The records below must be transcribed exactly. Do not include the pictures.
━━━━━━━━━━
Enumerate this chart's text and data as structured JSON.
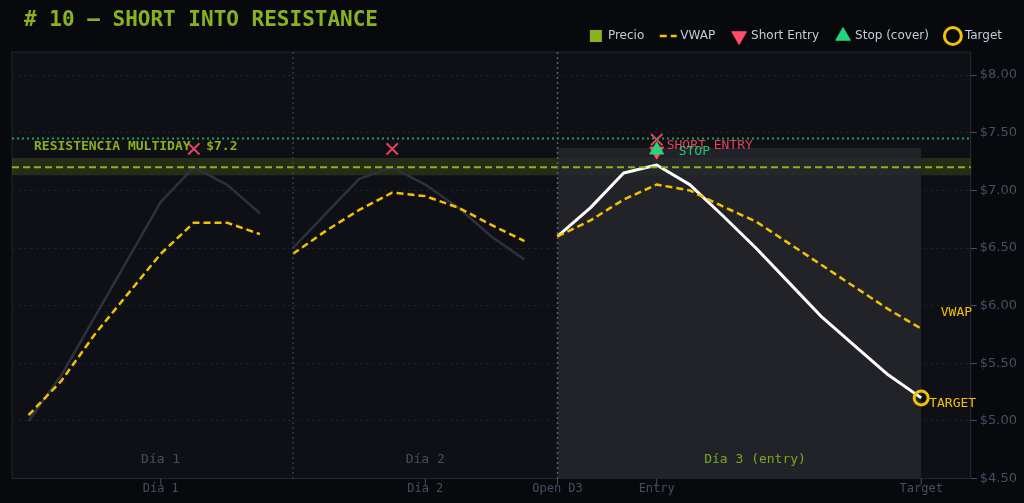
{
  "chart_data": {
    "type": "line",
    "title": "# 10 — SHORT INTO RESISTANCE",
    "categories": [
      null,
      null,
      null,
      null,
      "Día 1",
      null,
      null,
      null,
      null,
      null,
      null,
      null,
      "Día 2",
      null,
      null,
      null,
      "Open D3",
      null,
      null,
      "Entry",
      null,
      null,
      null,
      null,
      null,
      null,
      null,
      "Target",
      null
    ],
    "ylim": [
      4.5,
      8.2
    ],
    "yticks": [
      {
        "value": 4.5,
        "label": "$4.50"
      },
      {
        "value": 5,
        "label": "$5.00"
      },
      {
        "value": 5.5,
        "label": "$5.50"
      },
      {
        "value": 6,
        "label": "$6.00"
      },
      {
        "value": 6.5,
        "label": "$6.50"
      },
      {
        "value": 7,
        "label": "$7.00"
      },
      {
        "value": 7.5,
        "label": "$7.50"
      },
      {
        "value": 8,
        "label": "$8.00"
      }
    ],
    "grid": "y",
    "legend": "top right",
    "marker": "none",
    "series": [
      {
        "type": "area",
        "color": "#26272c",
        "values": [
          null,
          null,
          null,
          null,
          null,
          null,
          null,
          null,
          null,
          null,
          null,
          null,
          null,
          null,
          null,
          null,
          7.37,
          7.37,
          7.37,
          7.37,
          7.37,
          7.37,
          7.37,
          7.37,
          7.37,
          7.37,
          7.37,
          7.37,
          null
        ]
      },
      {
        "type": "line",
        "color": "#2e3040",
        "values": [
          5.0,
          5.4,
          5.9,
          6.4,
          6.9,
          7.2,
          7.05,
          6.8,
          null,
          null,
          null,
          null,
          null,
          null,
          null,
          null,
          null,
          null,
          null,
          null,
          null,
          null,
          null,
          null,
          null,
          null,
          null,
          null,
          null
        ]
      },
      {
        "type": "line",
        "color": "#2e3040",
        "values": [
          null,
          null,
          null,
          null,
          null,
          null,
          null,
          null,
          6.5,
          6.8,
          7.1,
          7.2,
          7.05,
          6.85,
          6.6,
          6.4,
          null,
          null,
          null,
          null,
          null,
          null,
          null,
          null,
          null,
          null,
          null,
          null,
          null
        ]
      },
      {
        "type": "line",
        "color": "#ffffff",
        "values": [
          null,
          null,
          null,
          null,
          null,
          null,
          null,
          null,
          null,
          null,
          null,
          null,
          null,
          null,
          null,
          null,
          6.6,
          6.85,
          7.15,
          7.22,
          7.05,
          6.78,
          6.5,
          6.2,
          5.9,
          5.65,
          5.4,
          5.2,
          null
        ]
      },
      {
        "type": "line",
        "name": "VWAP",
        "color": "#f2c200",
        "line_style": "dashed",
        "values": [
          5.05,
          5.35,
          5.75,
          6.1,
          6.45,
          6.72,
          6.72,
          6.62,
          null,
          null,
          null,
          null,
          null,
          null,
          null,
          null,
          null,
          null,
          null,
          null,
          null,
          null,
          null,
          null,
          null,
          null,
          null,
          null,
          null
        ]
      },
      {
        "type": "line",
        "color": "#f2c200",
        "line_style": "dashed",
        "values": [
          null,
          null,
          null,
          null,
          null,
          null,
          null,
          null,
          6.45,
          6.65,
          6.83,
          6.98,
          6.95,
          6.85,
          6.7,
          6.56,
          null,
          null,
          null,
          null,
          null,
          null,
          null,
          null,
          null,
          null,
          null,
          null,
          null
        ]
      },
      {
        "type": "line",
        "color": "#f2c200",
        "line_style": "dashed",
        "values": [
          null,
          null,
          null,
          null,
          null,
          null,
          null,
          null,
          null,
          null,
          null,
          null,
          null,
          null,
          null,
          null,
          6.6,
          6.74,
          6.92,
          7.05,
          7.0,
          6.86,
          6.73,
          6.54,
          6.35,
          6.16,
          5.97,
          5.8,
          null
        ]
      },
      {
        "type": "scatter",
        "marker": "cross",
        "color": "#e0435a",
        "values": [
          null,
          null,
          null,
          null,
          null,
          7.36,
          null,
          null,
          null,
          null,
          null,
          7.36,
          null,
          null,
          null,
          null,
          null,
          null,
          null,
          7.44,
          null,
          null,
          null,
          null,
          null,
          null,
          null,
          null,
          null
        ]
      },
      {
        "type": "scatter",
        "name": "Short Entry",
        "marker": "triangle",
        "color": "#ff4d6a",
        "values": [
          null,
          null,
          null,
          null,
          null,
          null,
          null,
          null,
          null,
          null,
          null,
          null,
          null,
          null,
          null,
          null,
          null,
          null,
          null,
          7.34,
          null,
          null,
          null,
          null,
          null,
          null,
          null,
          null,
          null
        ]
      },
      {
        "type": "scatter",
        "name": "Stop (cover)",
        "marker": "triangle",
        "color": "#22d47a",
        "values": [
          null,
          null,
          null,
          null,
          null,
          null,
          null,
          null,
          null,
          null,
          null,
          null,
          null,
          null,
          null,
          null,
          null,
          null,
          null,
          7.35,
          null,
          null,
          null,
          null,
          null,
          null,
          null,
          null,
          null
        ]
      },
      {
        "type": "scatter",
        "name": "Target",
        "marker": "circle",
        "color": "#f2c200",
        "values": [
          null,
          null,
          null,
          null,
          null,
          null,
          null,
          null,
          null,
          null,
          null,
          null,
          null,
          null,
          null,
          null,
          null,
          null,
          null,
          null,
          null,
          null,
          null,
          null,
          null,
          null,
          null,
          5.2,
          null
        ]
      }
    ],
    "ref_lines": [
      {
        "axis": "y",
        "value": 7.2,
        "label": "RESISTENCIA MULTIDAY  $7.2",
        "color": "#8ab21f",
        "line_style": "dashed"
      },
      {
        "axis": "y",
        "value": 7.45,
        "color": "#1f9e5a",
        "line_style": "dotted"
      },
      {
        "axis": "x",
        "value": "Open D3",
        "color": "#5c606e",
        "line_style": "dotted"
      }
    ],
    "bands": [
      {
        "axis": "y",
        "from": 7.13,
        "to": 7.28,
        "label": "Precio",
        "color": "#8ab21f"
      }
    ],
    "annotations": [
      "Día 1",
      "Día 2",
      "Día 3 (entry)",
      {
        "text": "SHORT ENTRY",
        "x": "Entry",
        "y": 7.34
      },
      {
        "text": "STOP",
        "x": "Entry",
        "y": 7.35
      },
      "VWAP",
      {
        "text": "TARGET",
        "x": "Target",
        "y": 5.2
      }
    ]
  }
}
━━━━━━━━━━
# Expected answer:
Enumerate this chart's text and data as structured JSON.
{
  "chart_data": {
    "type": "line",
    "title": "# 10 — SHORT INTO RESISTANCE",
    "categories": [
      null,
      null,
      null,
      null,
      "Día 1",
      null,
      null,
      null,
      null,
      null,
      null,
      null,
      "Día 2",
      null,
      null,
      null,
      "Open D3",
      null,
      null,
      "Entry",
      null,
      null,
      null,
      null,
      null,
      null,
      null,
      "Target",
      null
    ],
    "ylim": [
      4.5,
      8.2
    ],
    "yticks": [
      {
        "value": 4.5,
        "label": "$4.50"
      },
      {
        "value": 5,
        "label": "$5.00"
      },
      {
        "value": 5.5,
        "label": "$5.50"
      },
      {
        "value": 6,
        "label": "$6.00"
      },
      {
        "value": 6.5,
        "label": "$6.50"
      },
      {
        "value": 7,
        "label": "$7.00"
      },
      {
        "value": 7.5,
        "label": "$7.50"
      },
      {
        "value": 8,
        "label": "$8.00"
      }
    ],
    "grid": "y",
    "legend": "top right",
    "marker": "none",
    "series": [
      {
        "type": "area",
        "color": "#26272c",
        "values": [
          null,
          null,
          null,
          null,
          null,
          null,
          null,
          null,
          null,
          null,
          null,
          null,
          null,
          null,
          null,
          null,
          7.37,
          7.37,
          7.37,
          7.37,
          7.37,
          7.37,
          7.37,
          7.37,
          7.37,
          7.37,
          7.37,
          7.37,
          null
        ]
      },
      {
        "type": "line",
        "color": "#2e3040",
        "values": [
          5.0,
          5.4,
          5.9,
          6.4,
          6.9,
          7.2,
          7.05,
          6.8,
          null,
          null,
          null,
          null,
          null,
          null,
          null,
          null,
          null,
          null,
          null,
          null,
          null,
          null,
          null,
          null,
          null,
          null,
          null,
          null,
          null
        ]
      },
      {
        "type": "line",
        "color": "#2e3040",
        "values": [
          null,
          null,
          null,
          null,
          null,
          null,
          null,
          null,
          6.5,
          6.8,
          7.1,
          7.2,
          7.05,
          6.85,
          6.6,
          6.4,
          null,
          null,
          null,
          null,
          null,
          null,
          null,
          null,
          null,
          null,
          null,
          null,
          null
        ]
      },
      {
        "type": "line",
        "color": "#ffffff",
        "values": [
          null,
          null,
          null,
          null,
          null,
          null,
          null,
          null,
          null,
          null,
          null,
          null,
          null,
          null,
          null,
          null,
          6.6,
          6.85,
          7.15,
          7.22,
          7.05,
          6.78,
          6.5,
          6.2,
          5.9,
          5.65,
          5.4,
          5.2,
          null
        ]
      },
      {
        "type": "line",
        "name": "VWAP",
        "color": "#f2c200",
        "line_style": "dashed",
        "values": [
          5.05,
          5.35,
          5.75,
          6.1,
          6.45,
          6.72,
          6.72,
          6.62,
          null,
          null,
          null,
          null,
          null,
          null,
          null,
          null,
          null,
          null,
          null,
          null,
          null,
          null,
          null,
          null,
          null,
          null,
          null,
          null,
          null
        ]
      },
      {
        "type": "line",
        "color": "#f2c200",
        "line_style": "dashed",
        "values": [
          null,
          null,
          null,
          null,
          null,
          null,
          null,
          null,
          6.45,
          6.65,
          6.83,
          6.98,
          6.95,
          6.85,
          6.7,
          6.56,
          null,
          null,
          null,
          null,
          null,
          null,
          null,
          null,
          null,
          null,
          null,
          null,
          null
        ]
      },
      {
        "type": "line",
        "color": "#f2c200",
        "line_style": "dashed",
        "values": [
          null,
          null,
          null,
          null,
          null,
          null,
          null,
          null,
          null,
          null,
          null,
          null,
          null,
          null,
          null,
          null,
          6.6,
          6.74,
          6.92,
          7.05,
          7.0,
          6.86,
          6.73,
          6.54,
          6.35,
          6.16,
          5.97,
          5.8,
          null
        ]
      },
      {
        "type": "scatter",
        "marker": "cross",
        "color": "#e0435a",
        "values": [
          null,
          null,
          null,
          null,
          null,
          7.36,
          null,
          null,
          null,
          null,
          null,
          7.36,
          null,
          null,
          null,
          null,
          null,
          null,
          null,
          7.44,
          null,
          null,
          null,
          null,
          null,
          null,
          null,
          null,
          null
        ]
      },
      {
        "type": "scatter",
        "name": "Short Entry",
        "marker": "triangle",
        "color": "#ff4d6a",
        "values": [
          null,
          null,
          null,
          null,
          null,
          null,
          null,
          null,
          null,
          null,
          null,
          null,
          null,
          null,
          null,
          null,
          null,
          null,
          null,
          7.34,
          null,
          null,
          null,
          null,
          null,
          null,
          null,
          null,
          null
        ]
      },
      {
        "type": "scatter",
        "name": "Stop (cover)",
        "marker": "triangle",
        "color": "#22d47a",
        "values": [
          null,
          null,
          null,
          null,
          null,
          null,
          null,
          null,
          null,
          null,
          null,
          null,
          null,
          null,
          null,
          null,
          null,
          null,
          null,
          7.35,
          null,
          null,
          null,
          null,
          null,
          null,
          null,
          null,
          null
        ]
      },
      {
        "type": "scatter",
        "name": "Target",
        "marker": "circle",
        "color": "#f2c200",
        "values": [
          null,
          null,
          null,
          null,
          null,
          null,
          null,
          null,
          null,
          null,
          null,
          null,
          null,
          null,
          null,
          null,
          null,
          null,
          null,
          null,
          null,
          null,
          null,
          null,
          null,
          null,
          null,
          5.2,
          null
        ]
      }
    ],
    "ref_lines": [
      {
        "axis": "y",
        "value": 7.2,
        "label": "RESISTENCIA MULTIDAY  $7.2",
        "color": "#8ab21f",
        "line_style": "dashed"
      },
      {
        "axis": "y",
        "value": 7.45,
        "color": "#1f9e5a",
        "line_style": "dotted"
      },
      {
        "axis": "x",
        "value": "Open D3",
        "color": "#5c606e",
        "line_style": "dotted"
      }
    ],
    "bands": [
      {
        "axis": "y",
        "from": 7.13,
        "to": 7.28,
        "label": "Precio",
        "color": "#8ab21f"
      }
    ],
    "annotations": [
      "Día 1",
      "Día 2",
      "Día 3 (entry)",
      {
        "text": "SHORT ENTRY",
        "x": "Entry",
        "y": 7.34
      },
      {
        "text": "STOP",
        "x": "Entry",
        "y": 7.35
      },
      "VWAP",
      {
        "text": "TARGET",
        "x": "Target",
        "y": 5.2
      }
    ]
  }
}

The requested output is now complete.